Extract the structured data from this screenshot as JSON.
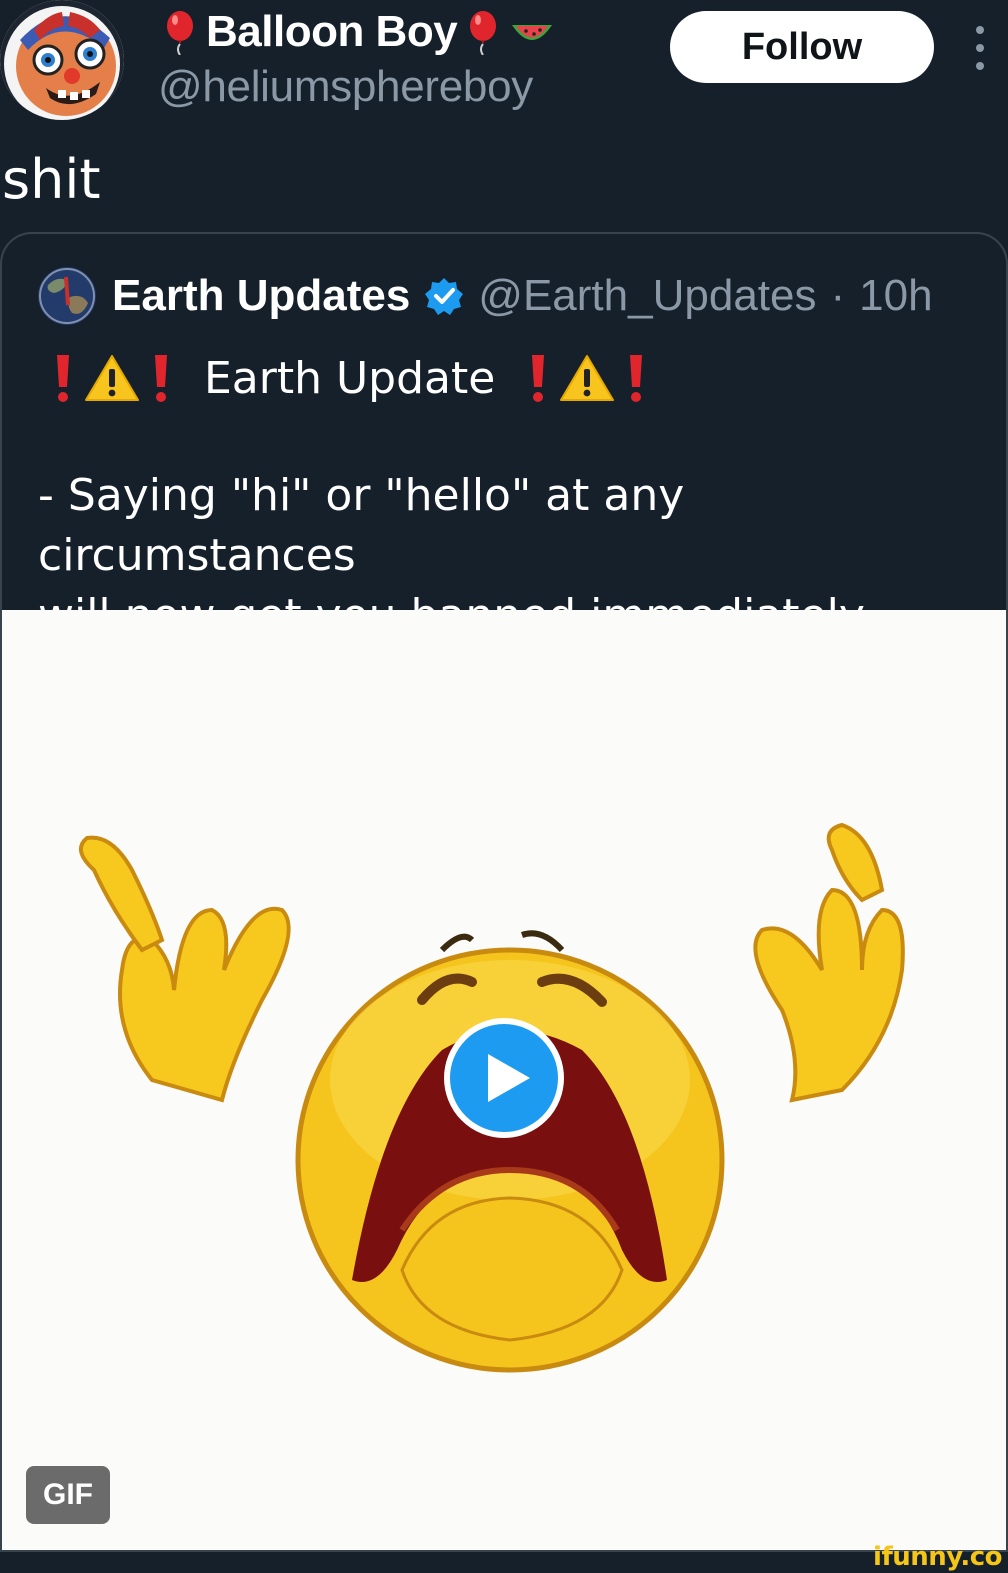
{
  "author": {
    "display_name": "Balloon Boy",
    "handle": "@heliumsphereboy",
    "name_icons": [
      "balloon-icon",
      "balloon-icon",
      "watermelon-icon"
    ],
    "avatar_icon": "balloon-boy-avatar"
  },
  "actions": {
    "follow_label": "Follow",
    "more_icon": "more-vertical-icon"
  },
  "tweet": {
    "text": "shit"
  },
  "quote": {
    "name": "Earth Updates",
    "verified": true,
    "handle": "@Earth_Updates",
    "separator": "·",
    "time": "10h",
    "title": "Earth Update",
    "title_icons": [
      "exclamation-icon",
      "warning-icon",
      "exclamation-icon"
    ],
    "body": "- Saying \"hi\" or \"hello\" at any circumstances\nwill now get you banned immediately",
    "media": {
      "type": "gif",
      "badge": "GIF",
      "description_icon": "crying-emoji-icon"
    }
  },
  "watermark": "ifunny.co",
  "colors": {
    "background": "#15202b",
    "accent": "#1d9bf0",
    "muted_text": "#8b98a5",
    "border": "#38444d"
  }
}
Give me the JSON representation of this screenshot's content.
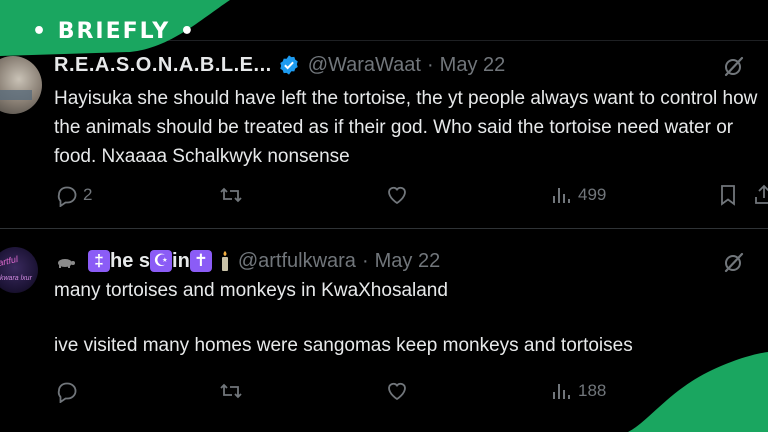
{
  "brand": {
    "logo_text": "• BRIEFLY •",
    "color": "#1aa660"
  },
  "tweets": [
    {
      "display_name": "R.E.A.S.O.N.A.B.L.E...",
      "verified": true,
      "handle": "@WaraWaat",
      "separator": "·",
      "date": "May 22",
      "text": "Hayisuka she should have left the tortoise, the yt people always want to control how the animals should be treated as if their god. Who said the tortoise need water or food. Nxaaaa Schalkwyk nonsense",
      "replies": "2",
      "retweets": "",
      "likes": "",
      "views": "499"
    },
    {
      "display_name_parts": [
        "‡",
        "he s",
        "☪",
        "in",
        "✝"
      ],
      "handle": "@artfulkwara",
      "separator": "·",
      "date": "May 22",
      "avatar_text": [
        "artful",
        "kwara lxur"
      ],
      "line1": "many tortoises and monkeys in KwaXhosaland",
      "line2": "ive visited many homes were sangomas keep monkeys and tortoises",
      "replies": "",
      "retweets": "",
      "likes": "",
      "views": "188"
    }
  ]
}
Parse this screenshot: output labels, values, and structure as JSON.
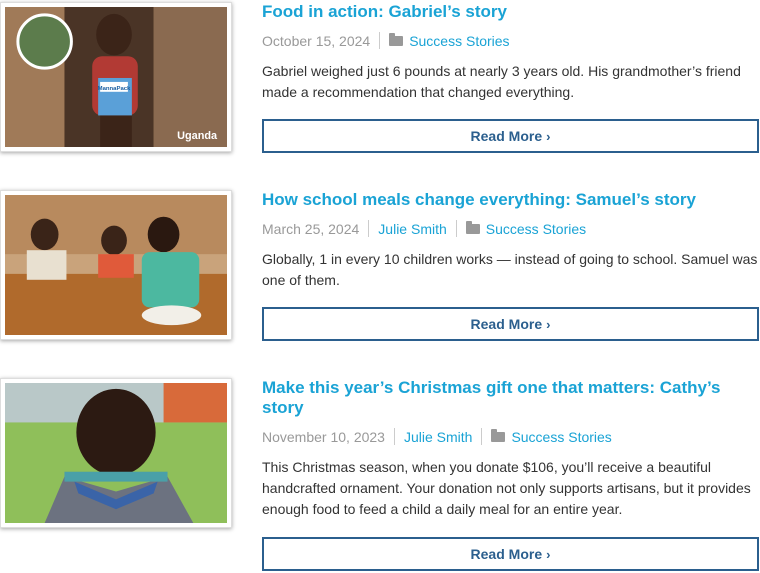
{
  "read_more_label": "Read More",
  "read_more_chevron": "›",
  "posts": [
    {
      "title": "Food in action: Gabriel’s story",
      "date": "October 15, 2024",
      "author": "",
      "category": "Success Stories",
      "excerpt": "Gabriel weighed just 6 pounds at nearly 3 years old. His grandmother’s friend made a recommendation that changed everything.",
      "image_caption": "Uganda",
      "image_badge_text": "MannaPack"
    },
    {
      "title": "How school meals change everything: Samuel’s story",
      "date": "March 25, 2024",
      "author": "Julie Smith",
      "category": "Success Stories",
      "excerpt": "Globally, 1 in every 10 children works — instead of going to school. Samuel was one of them."
    },
    {
      "title": "Make this year’s Christmas gift one that matters: Cathy’s story",
      "date": "November 10, 2023",
      "author": "Julie Smith",
      "category": "Success Stories",
      "excerpt": "This Christmas season, when you donate $106, you’ll receive a beautiful handcrafted ornament. Your donation not only supports artisans, but it provides enough food to feed a child a daily meal for an entire year."
    }
  ],
  "colors": {
    "title": "#1aa3d5",
    "button": "#2b5f8e",
    "meta": "#999999"
  }
}
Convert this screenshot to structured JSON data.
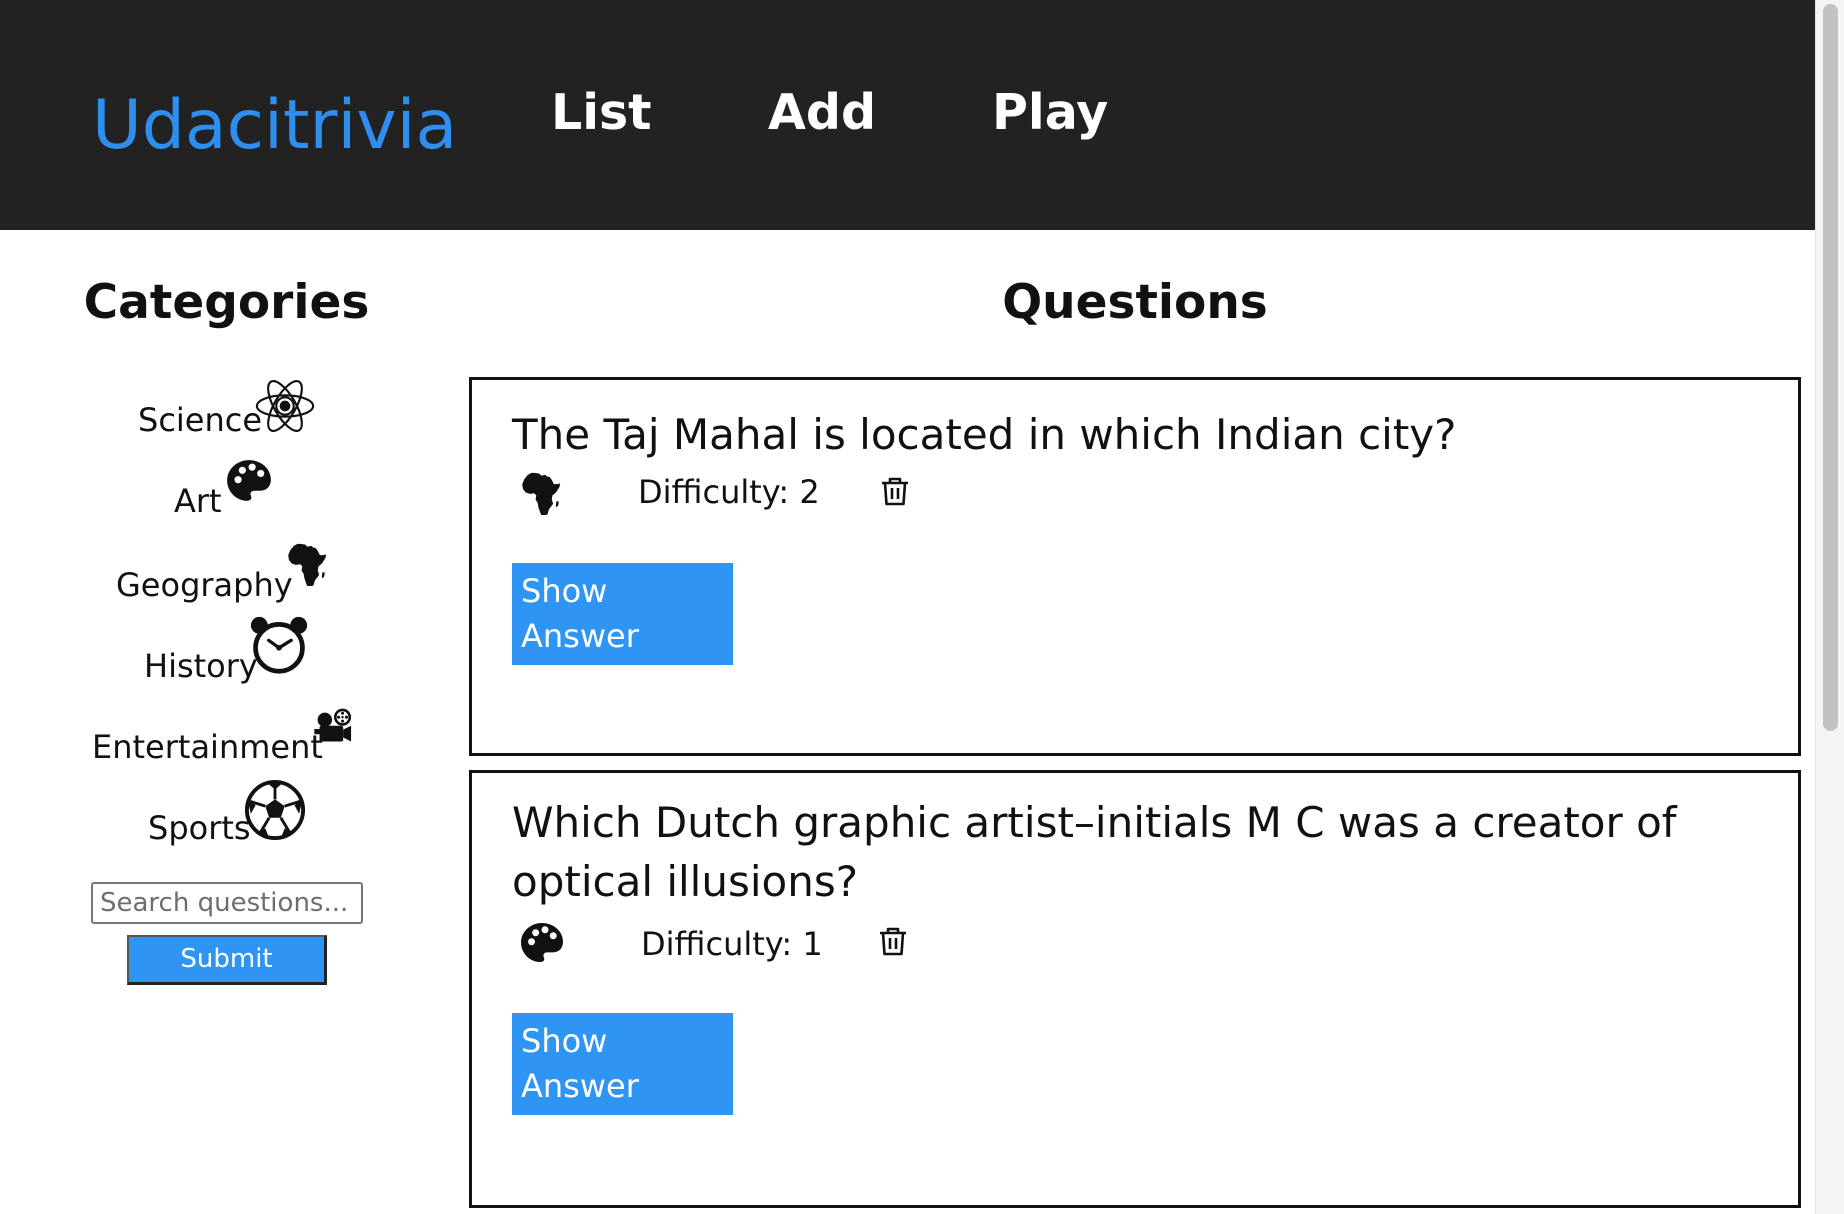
{
  "colors": {
    "navbar_bg": "#222222",
    "brand": "#2f8fee",
    "button_blue": "#2f95f4",
    "text": "#111111"
  },
  "header": {
    "brand": "Udacitrivia",
    "nav": [
      {
        "label": "List"
      },
      {
        "label": "Add"
      },
      {
        "label": "Play"
      }
    ]
  },
  "sidebar": {
    "title": "Categories",
    "categories": [
      {
        "label": "Science",
        "icon": "atom-icon"
      },
      {
        "label": "Art",
        "icon": "palette-icon"
      },
      {
        "label": "Geography",
        "icon": "africa-icon"
      },
      {
        "label": "History",
        "icon": "alarm-clock-icon"
      },
      {
        "label": "Entertainment",
        "icon": "film-projector-icon"
      },
      {
        "label": "Sports",
        "icon": "soccer-ball-icon"
      }
    ],
    "search": {
      "placeholder": "Search questions...",
      "value": ""
    },
    "submit_label": "Submit"
  },
  "main": {
    "title": "Questions",
    "questions": [
      {
        "text": "The Taj Mahal is located in which Indian city?",
        "category_icon": "africa-icon",
        "difficulty": "Difficulty: 2",
        "show_answer_label": "Show Answer"
      },
      {
        "text": "Which Dutch graphic artist–initials M C was a creator of optical illusions?",
        "category_icon": "palette-icon",
        "difficulty": "Difficulty: 1",
        "show_answer_label": "Show Answer"
      }
    ]
  }
}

§

» Goal of the exercise
State how many lines in the records above contain the word "data", and give only that number.

» Result
2